▶ _THE REQUEST_:
Print the lines below word for word, leaving out the pictures.

Raw records
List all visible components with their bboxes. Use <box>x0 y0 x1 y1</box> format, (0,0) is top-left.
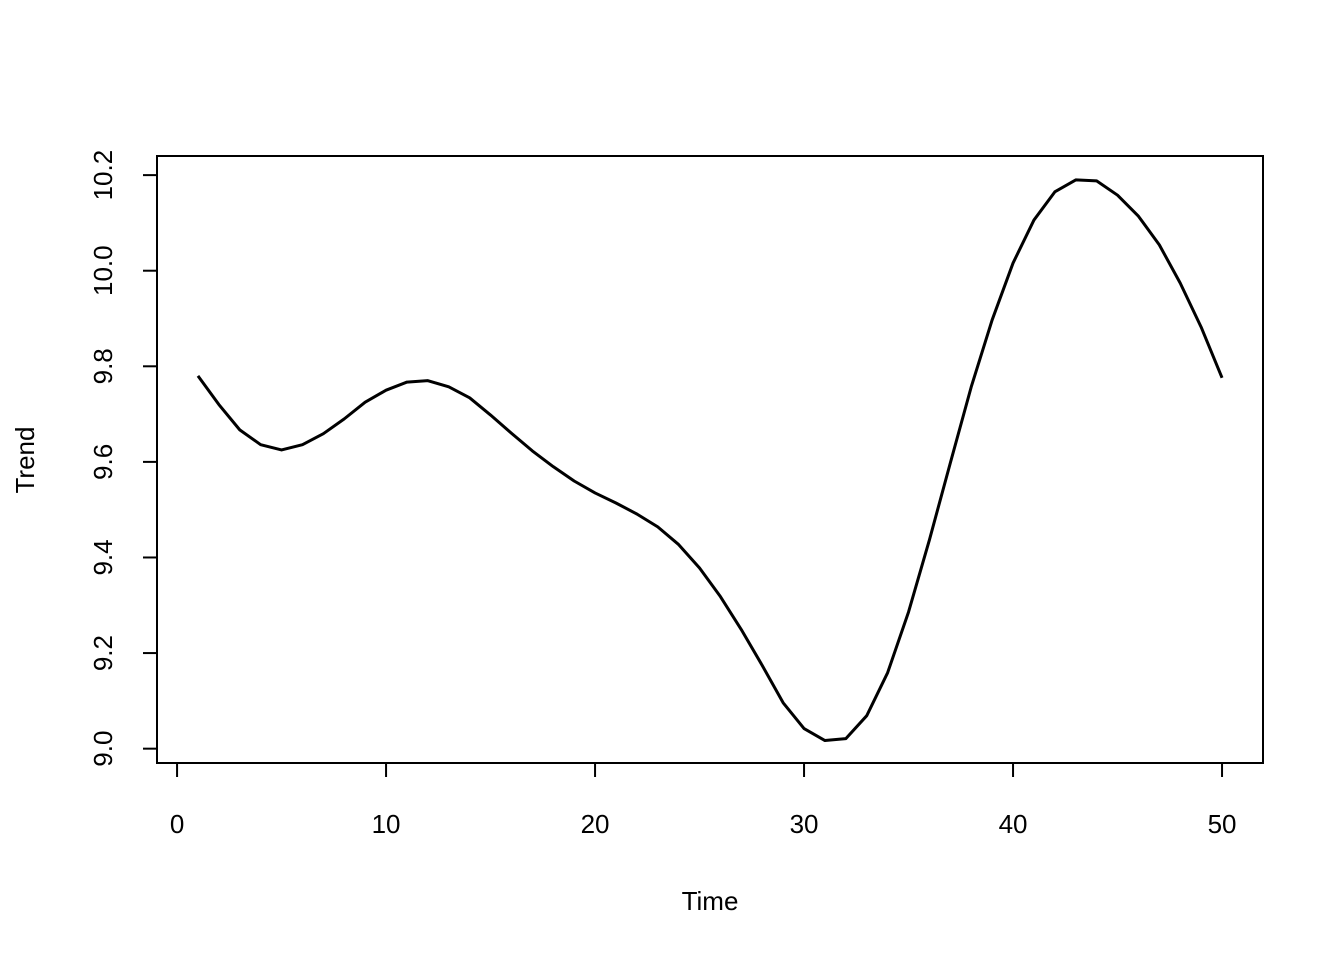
trend-line <box>196 178 1224 743</box>
y-tick-label: 9.4 <box>88 539 118 575</box>
y-tick-label: 10.0 <box>88 245 118 296</box>
x-tick-label: 30 <box>790 809 819 839</box>
plot-box <box>156 155 1264 764</box>
y-axis-label: Trend <box>10 427 40 494</box>
x-tick-label: 40 <box>999 809 1028 839</box>
x-tick-label: 20 <box>581 809 610 839</box>
y-tick-label: 9.8 <box>88 348 118 384</box>
y-tick-label: 9.6 <box>88 444 118 480</box>
x-tick-label: 0 <box>170 809 184 839</box>
y-tick-label: 10.2 <box>88 150 118 201</box>
x-tick-label: 50 <box>1208 809 1237 839</box>
x-tick-label: 10 <box>372 809 401 839</box>
y-tick-label: 9.0 <box>88 731 118 767</box>
x-axis-label: Time <box>682 886 739 916</box>
y-tick-label: 9.2 <box>88 635 118 671</box>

▶ _ANSWER IN FULL_:
List all visible components with their bboxes. Use <box>x0 y0 x1 y1</box> format, (0,0) is top-left.
trend-line <box>196 178 1224 743</box>
y-tick-label: 9.4 <box>88 539 118 575</box>
y-tick-label: 10.0 <box>88 245 118 296</box>
x-tick-label: 30 <box>790 809 819 839</box>
plot-box <box>156 155 1264 764</box>
y-axis-label: Trend <box>10 427 40 494</box>
x-tick-label: 40 <box>999 809 1028 839</box>
x-tick-label: 20 <box>581 809 610 839</box>
y-tick-label: 9.8 <box>88 348 118 384</box>
y-tick-label: 9.6 <box>88 444 118 480</box>
x-tick-label: 0 <box>170 809 184 839</box>
y-tick-label: 10.2 <box>88 150 118 201</box>
x-tick-label: 50 <box>1208 809 1237 839</box>
x-tick-label: 10 <box>372 809 401 839</box>
y-tick-label: 9.0 <box>88 731 118 767</box>
x-axis-label: Time <box>682 886 739 916</box>
y-tick-label: 9.2 <box>88 635 118 671</box>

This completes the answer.